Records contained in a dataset
'''

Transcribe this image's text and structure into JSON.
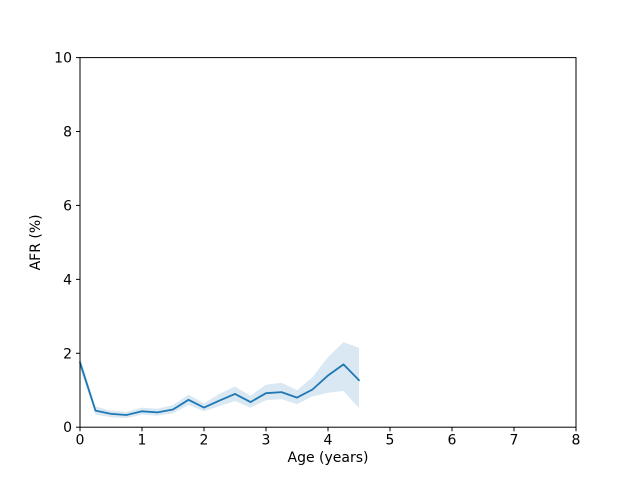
{
  "figure": {
    "background": "#ffffff"
  },
  "chart_data": {
    "type": "line",
    "title": "",
    "xlabel": "Age (years)",
    "ylabel": "AFR (%)",
    "xlim": [
      0,
      8
    ],
    "ylim": [
      0,
      10
    ],
    "xticks": [
      0,
      1,
      2,
      3,
      4,
      5,
      6,
      7,
      8
    ],
    "yticks": [
      0,
      2,
      4,
      6,
      8,
      10
    ],
    "grid": false,
    "legend_position": "none",
    "series": [
      {
        "name": "afr",
        "color": "#1f77b4",
        "x": [
          0,
          0.25,
          0.5,
          0.75,
          1,
          1.25,
          1.5,
          1.75,
          2,
          2.25,
          2.5,
          2.75,
          3,
          3.25,
          3.5,
          3.75,
          4,
          4.25,
          4.5
        ],
        "y": [
          1.75,
          0.45,
          0.36,
          0.33,
          0.43,
          0.4,
          0.48,
          0.74,
          0.53,
          0.72,
          0.9,
          0.68,
          0.92,
          0.95,
          0.8,
          1.02,
          1.4,
          1.7,
          1.27
        ]
      }
    ],
    "band": {
      "name": "confidence-band",
      "color": "#1f77b4",
      "opacity": 0.17,
      "x": [
        0,
        0.25,
        0.5,
        0.75,
        1,
        1.25,
        1.5,
        1.75,
        2,
        2.25,
        2.5,
        2.75,
        3,
        3.25,
        3.5,
        3.75,
        4,
        4.25,
        4.5
      ],
      "upper": [
        1.9,
        0.56,
        0.45,
        0.42,
        0.53,
        0.5,
        0.6,
        0.88,
        0.65,
        0.9,
        1.1,
        0.85,
        1.15,
        1.2,
        1.0,
        1.35,
        1.9,
        2.3,
        2.15
      ],
      "lower": [
        1.6,
        0.34,
        0.27,
        0.25,
        0.34,
        0.31,
        0.38,
        0.6,
        0.43,
        0.57,
        0.71,
        0.53,
        0.73,
        0.76,
        0.62,
        0.83,
        0.93,
        0.98,
        0.52
      ]
    },
    "axes_color": "#000000",
    "tick_font_size": 14,
    "label_font_size": 14
  }
}
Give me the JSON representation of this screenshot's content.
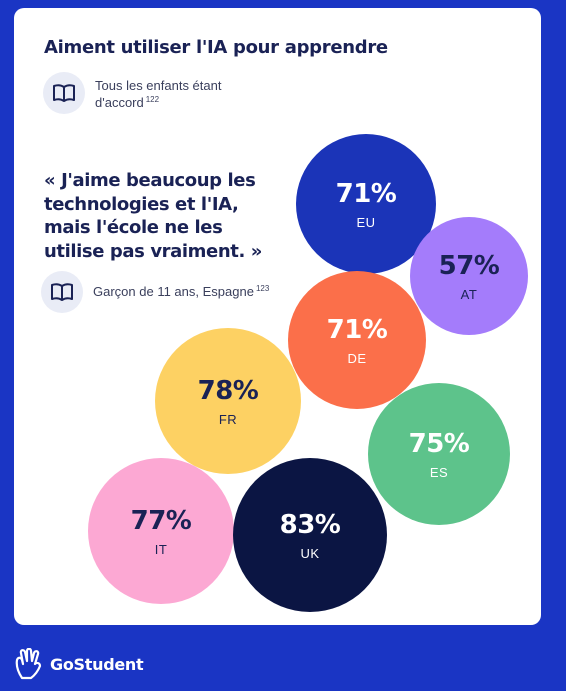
{
  "title": "Aiment utiliser l'IA pour apprendre",
  "note1": {
    "text": "Tous les enfants étant d'accord",
    "ref": "122"
  },
  "quote": "« J'aime beaucoup les\ntechnologies et l'IA,\nmais l'école ne les\nutilise pas vraiment. »",
  "note2": {
    "text": "Garçon de 11 ans, Espagne",
    "ref": "123"
  },
  "icons": {
    "note": "open-book-icon",
    "brand": "hand-logo-icon"
  },
  "brand": "GoStudent",
  "colors": {
    "background": "#1a35c4",
    "EU": "#1b34b8",
    "AT": "#a47cfb",
    "DE": "#fb6f4a",
    "FR": "#fdd163",
    "ES": "#5dc38b",
    "IT": "#fca8d3",
    "UK": "#0b1543"
  },
  "chart_data": {
    "type": "bubble",
    "title": "Aiment utiliser l'IA pour apprendre",
    "categories": [
      "EU",
      "AT",
      "DE",
      "FR",
      "ES",
      "IT",
      "UK"
    ],
    "values": [
      71,
      57,
      71,
      78,
      75,
      77,
      83
    ],
    "labels": [
      "71%",
      "57%",
      "71%",
      "78%",
      "75%",
      "77%",
      "83%"
    ],
    "unit": "%"
  }
}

'''

Reproduce each entry precisely. Leave the pictures out.

Transcribe this image's text and structure into JSON.
{
  "figure": {
    "background": "#ffffff"
  },
  "chart_data": {
    "type": "line",
    "title": "",
    "xlabel": "Age (years)",
    "ylabel": "AFR (%)",
    "xlim": [
      0,
      8
    ],
    "ylim": [
      0,
      10
    ],
    "xticks": [
      0,
      1,
      2,
      3,
      4,
      5,
      6,
      7,
      8
    ],
    "yticks": [
      0,
      2,
      4,
      6,
      8,
      10
    ],
    "grid": false,
    "legend_position": "none",
    "series": [
      {
        "name": "afr",
        "color": "#1f77b4",
        "x": [
          0,
          0.25,
          0.5,
          0.75,
          1,
          1.25,
          1.5,
          1.75,
          2,
          2.25,
          2.5,
          2.75,
          3,
          3.25,
          3.5,
          3.75,
          4,
          4.25,
          4.5
        ],
        "y": [
          1.75,
          0.45,
          0.36,
          0.33,
          0.43,
          0.4,
          0.48,
          0.74,
          0.53,
          0.72,
          0.9,
          0.68,
          0.92,
          0.95,
          0.8,
          1.02,
          1.4,
          1.7,
          1.27
        ]
      }
    ],
    "band": {
      "name": "confidence-band",
      "color": "#1f77b4",
      "opacity": 0.17,
      "x": [
        0,
        0.25,
        0.5,
        0.75,
        1,
        1.25,
        1.5,
        1.75,
        2,
        2.25,
        2.5,
        2.75,
        3,
        3.25,
        3.5,
        3.75,
        4,
        4.25,
        4.5
      ],
      "upper": [
        1.9,
        0.56,
        0.45,
        0.42,
        0.53,
        0.5,
        0.6,
        0.88,
        0.65,
        0.9,
        1.1,
        0.85,
        1.15,
        1.2,
        1.0,
        1.35,
        1.9,
        2.3,
        2.15
      ],
      "lower": [
        1.6,
        0.34,
        0.27,
        0.25,
        0.34,
        0.31,
        0.38,
        0.6,
        0.43,
        0.57,
        0.71,
        0.53,
        0.73,
        0.76,
        0.62,
        0.83,
        0.93,
        0.98,
        0.52
      ]
    },
    "axes_color": "#000000",
    "tick_font_size": 14,
    "label_font_size": 14
  }
}
Give me the JSON representation of this screenshot's content.
{
  "title": "Aiment utiliser l'IA pour apprendre",
  "note1": {
    "text": "Tous les enfants étant d'accord",
    "ref": "122"
  },
  "quote": "« J'aime beaucoup les\ntechnologies et l'IA,\nmais l'école ne les\nutilise pas vraiment. »",
  "note2": {
    "text": "Garçon de 11 ans, Espagne",
    "ref": "123"
  },
  "icons": {
    "note": "open-book-icon",
    "brand": "hand-logo-icon"
  },
  "brand": "GoStudent",
  "colors": {
    "background": "#1a35c4",
    "EU": "#1b34b8",
    "AT": "#a47cfb",
    "DE": "#fb6f4a",
    "FR": "#fdd163",
    "ES": "#5dc38b",
    "IT": "#fca8d3",
    "UK": "#0b1543"
  },
  "chart_data": {
    "type": "bubble",
    "title": "Aiment utiliser l'IA pour apprendre",
    "categories": [
      "EU",
      "AT",
      "DE",
      "FR",
      "ES",
      "IT",
      "UK"
    ],
    "values": [
      71,
      57,
      71,
      78,
      75,
      77,
      83
    ],
    "labels": [
      "71%",
      "57%",
      "71%",
      "78%",
      "75%",
      "77%",
      "83%"
    ],
    "unit": "%"
  }
}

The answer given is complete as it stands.